(What the exercise asks): Exclude the pictures and reproduce the remaining data exactly as written.

[Task inputs start]

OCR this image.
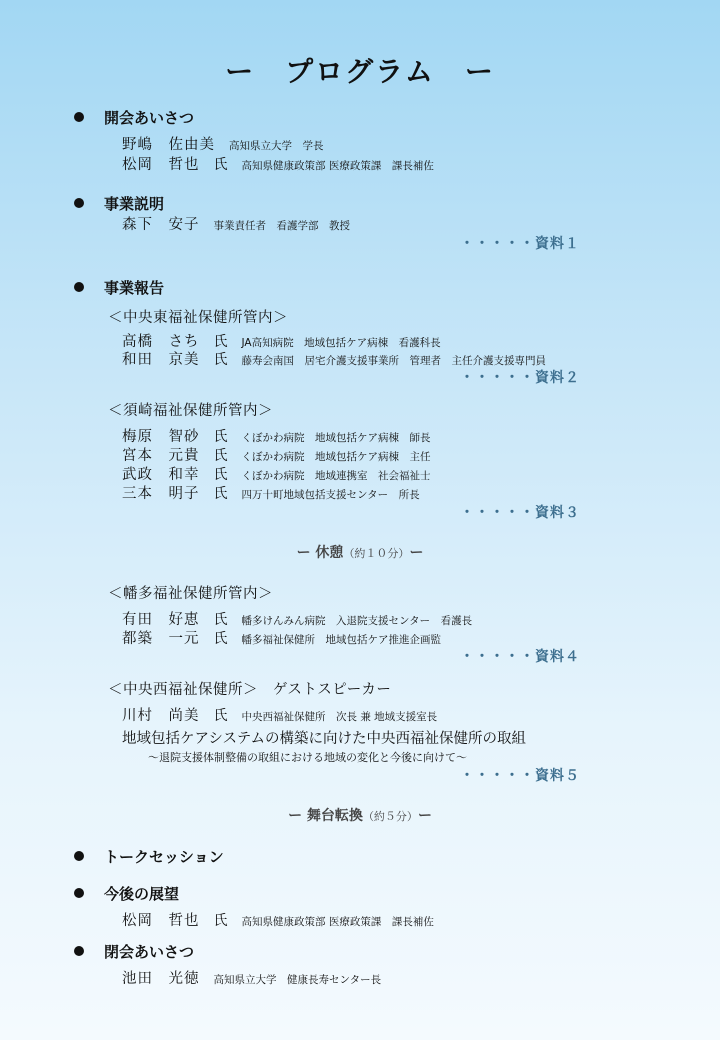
ー　プログラム　ー
開会あいさつ
野嶋　佐由美 高知県立大学　学長
松岡　哲也 氏 高知県健康政策部 医療政策課　課長補佐
事業説明
森下　安子 事業責任者　看護学部　教授
・・・・・資料１
事業報告
＜中央東福祉保健所管内＞
高橋　さち 氏 JA高知病院　地域包括ケア病棟　看護科長
和田　京美 氏 藤寿会南国　居宅介護支援事業所　管理者　主任介護支援専門員
・・・・・資料２
＜須崎福祉保健所管内＞
梅原　智砂 氏 くぼかわ病院　地域包括ケア病棟　師長
宮本　元貴 氏 くぼかわ病院　地域包括ケア病棟　主任
武政　和幸 氏 くぼかわ病院　地域連携室　社会福祉士
三本　明子 氏 四万十町地域包括支援センター　所長
・・・・・資料３
ー 休憩（約１０分）ー
＜幡多福祉保健所管内＞
有田　好恵 氏 幡多けんみん病院　入退院支援センター　看護長
都築　一元 氏 幡多福祉保健所　地域包括ケア推進企画監
・・・・・資料４
＜中央西福祉保健所＞　ゲストスピーカー
川村　尚美 氏 中央西福祉保健所　次長 兼 地域支援室長
地域包括ケアシステムの構築に向けた中央西福祉保健所の取組
～退院支援体制整備の取組における地域の変化と今後に向けて～
・・・・・資料５
ー 舞台転換（約５分）ー
トークセッション
今後の展望
松岡　哲也 氏 高知県健康政策部 医療政策課　課長補佐
閉会あいさつ
池田　光徳 高知県立大学　健康長寿センター長
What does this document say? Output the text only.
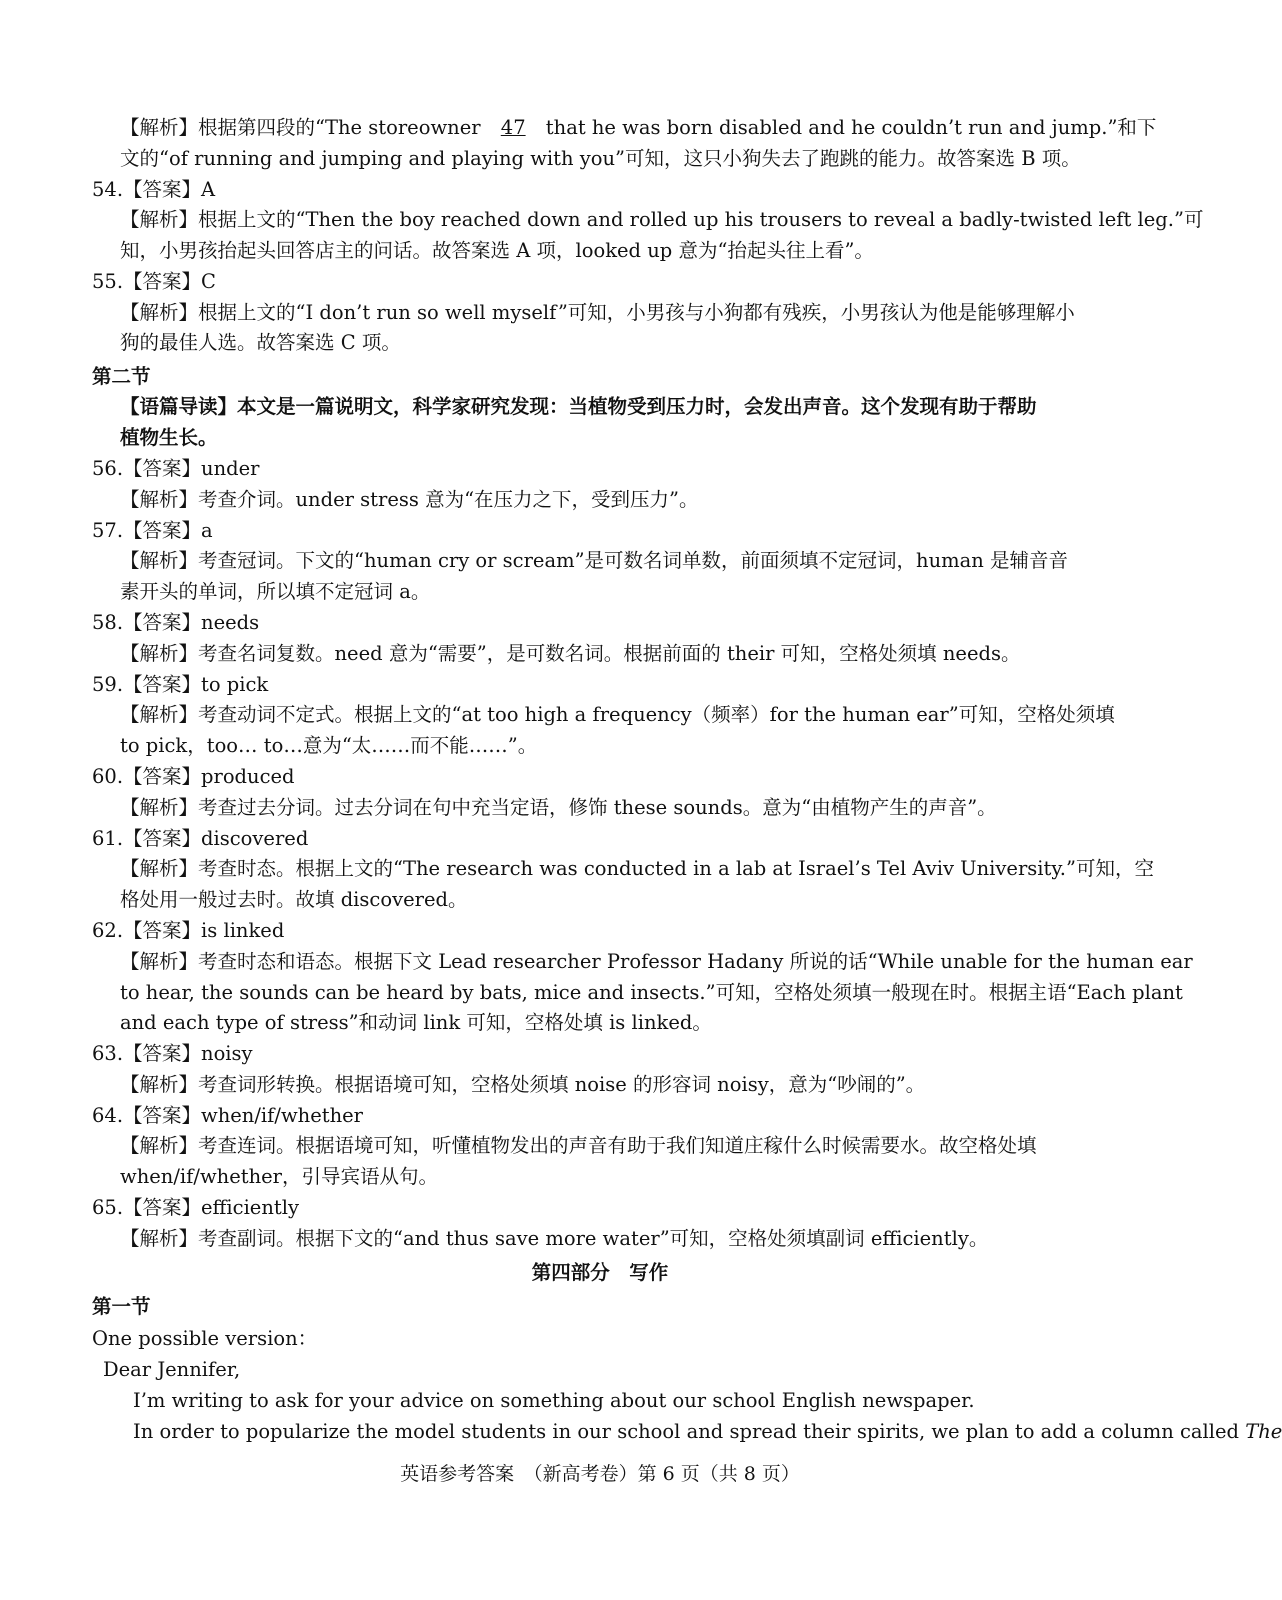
【解析】根据第四段的“The storeowner 47 that he was born disabled and he couldn’t run and jump.”和下
文的“of running and jumping and playing with you”可知，这只小狗失去了跑跳的能力。故答案选 B 项。
54.【答案】A
【解析】根据上文的“Then the boy reached down and rolled up his trousers to reveal a badly-twisted left leg.”可
知，小男孩抬起头回答店主的问话。故答案选 A 项，looked up 意为“抬起头往上看”。
55.【答案】C
【解析】根据上文的“I don’t run so well myself”可知，小男孩与小狗都有残疾，小男孩认为他是能够理解小
狗的最佳人选。故答案选 C 项。
第二节
【语篇导读】本文是一篇说明文，科学家研究发现：当植物受到压力时，会发出声音。这个发现有助于帮助
植物生长。
56.【答案】under
【解析】考查介词。under stress 意为“在压力之下，受到压力”。
57.【答案】a
【解析】考查冠词。下文的“human cry or scream”是可数名词单数，前面须填不定冠词，human 是辅音音
素开头的单词，所以填不定冠词 a。
58.【答案】needs
【解析】考查名词复数。need 意为“需要”，是可数名词。根据前面的 their 可知，空格处须填 needs。
59.【答案】to pick
【解析】考查动词不定式。根据上文的“at too high a frequency（频率）for the human ear”可知，空格处须填
to pick，too… to…意为“太……而不能……”。
60.【答案】produced
【解析】考查过去分词。过去分词在句中充当定语，修饰 these sounds。意为“由植物产生的声音”。
61.【答案】discovered
【解析】考查时态。根据上文的“The research was conducted in a lab at Israel’s Tel Aviv University.”可知，空
格处用一般过去时。故填 discovered。
62.【答案】is linked
【解析】考查时态和语态。根据下文 Lead researcher Professor Hadany 所说的话“While unable for the human ear
to hear, the sounds can be heard by bats, mice and insects.”可知，空格处须填一般现在时。根据主语“Each plant
and each type of stress”和动词 link 可知，空格处填 is linked。
63.【答案】noisy
【解析】考查词形转换。根据语境可知，空格处须填 noise 的形容词 noisy，意为“吵闹的”。
64.【答案】when/if/whether
【解析】考查连词。根据语境可知，听懂植物发出的声音有助于我们知道庄稼什么时候需要水。故空格处填
when/if/whether，引导宾语从句。
65.【答案】efficiently
【解析】考查副词。根据下文的“and thus save more water”可知，空格处须填副词 efficiently。
第四部分　写作
第一节
One possible version：
Dear Jennifer,
I’m writing to ask for your advice on something about our school English newspaper.
In order to popularize the model students in our school and spread their spirits, we plan to add a column called The
英语参考答案　（新高考卷）第 6 页（共 8 页）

[Task inputs end]

(Solved exercise):
OCR this image.
ー　プログラム　ー
開会あいさつ
野嶋　佐由美 高知県立大学　学長
松岡　哲也 氏 高知県健康政策部 医療政策課　課長補佐
事業説明
森下　安子 事業責任者　看護学部　教授
・・・・・資料１
事業報告
＜中央東福祉保健所管内＞
高橋　さち 氏 JA高知病院　地域包括ケア病棟　看護科長
和田　京美 氏 藤寿会南国　居宅介護支援事業所　管理者　主任介護支援専門員
・・・・・資料２
＜須崎福祉保健所管内＞
梅原　智砂 氏 くぼかわ病院　地域包括ケア病棟　師長
宮本　元貴 氏 くぼかわ病院　地域包括ケア病棟　主任
武政　和幸 氏 くぼかわ病院　地域連携室　社会福祉士
三本　明子 氏 四万十町地域包括支援センター　所長
・・・・・資料３
ー 休憩（約１０分）ー
＜幡多福祉保健所管内＞
有田　好恵 氏 幡多けんみん病院　入退院支援センター　看護長
都築　一元 氏 幡多福祉保健所　地域包括ケア推進企画監
・・・・・資料４
＜中央西福祉保健所＞　ゲストスピーカー
川村　尚美 氏 中央西福祉保健所　次長 兼 地域支援室長
地域包括ケアシステムの構築に向けた中央西福祉保健所の取組
～退院支援体制整備の取組における地域の変化と今後に向けて～
・・・・・資料５
ー 舞台転換（約５分）ー
トークセッション
今後の展望
松岡　哲也 氏 高知県健康政策部 医療政策課　課長補佐
閉会あいさつ
池田　光徳 高知県立大学　健康長寿センター長
What does this document say? Output the text only.
【解析】根据第四段的“The storeowner 47 that he was born disabled and he couldn’t run and jump.”和下
文的“of running and jumping and playing with you”可知，这只小狗失去了跑跳的能力。故答案选 B 项。
54.【答案】A
【解析】根据上文的“Then the boy reached down and rolled up his trousers to reveal a badly-twisted left leg.”可
知，小男孩抬起头回答店主的问话。故答案选 A 项，looked up 意为“抬起头往上看”。
55.【答案】C
【解析】根据上文的“I don’t run so well myself”可知，小男孩与小狗都有残疾，小男孩认为他是能够理解小
狗的最佳人选。故答案选 C 项。
第二节
【语篇导读】本文是一篇说明文，科学家研究发现：当植物受到压力时，会发出声音。这个发现有助于帮助
植物生长。
56.【答案】under
【解析】考查介词。under stress 意为“在压力之下，受到压力”。
57.【答案】a
【解析】考查冠词。下文的“human cry or scream”是可数名词单数，前面须填不定冠词，human 是辅音音
素开头的单词，所以填不定冠词 a。
58.【答案】needs
【解析】考查名词复数。need 意为“需要”，是可数名词。根据前面的 their 可知，空格处须填 needs。
59.【答案】to pick
【解析】考查动词不定式。根据上文的“at too high a frequency（频率）for the human ear”可知，空格处须填
to pick，too… to…意为“太……而不能……”。
60.【答案】produced
【解析】考查过去分词。过去分词在句中充当定语，修饰 these sounds。意为“由植物产生的声音”。
61.【答案】discovered
【解析】考查时态。根据上文的“The research was conducted in a lab at Israel’s Tel Aviv University.”可知，空
格处用一般过去时。故填 discovered。
62.【答案】is linked
【解析】考查时态和语态。根据下文 Lead researcher Professor Hadany 所说的话“While unable for the human ear
to hear, the sounds can be heard by bats, mice and insects.”可知，空格处须填一般现在时。根据主语“Each plant
and each type of stress”和动词 link 可知，空格处填 is linked。
63.【答案】noisy
【解析】考查词形转换。根据语境可知，空格处须填 noise 的形容词 noisy，意为“吵闹的”。
64.【答案】when/if/whether
【解析】考查连词。根据语境可知，听懂植物发出的声音有助于我们知道庄稼什么时候需要水。故空格处填
when/if/whether，引导宾语从句。
65.【答案】efficiently
【解析】考查副词。根据下文的“and thus save more water”可知，空格处须填副词 efficiently。
第四部分　写作
第一节
One possible version：
Dear Jennifer,
I’m writing to ask for your advice on something about our school English newspaper.
In order to popularize the model students in our school and spread their spirits, we plan to add a column called The
英语参考答案　（新高考卷）第 6 页（共 8 页）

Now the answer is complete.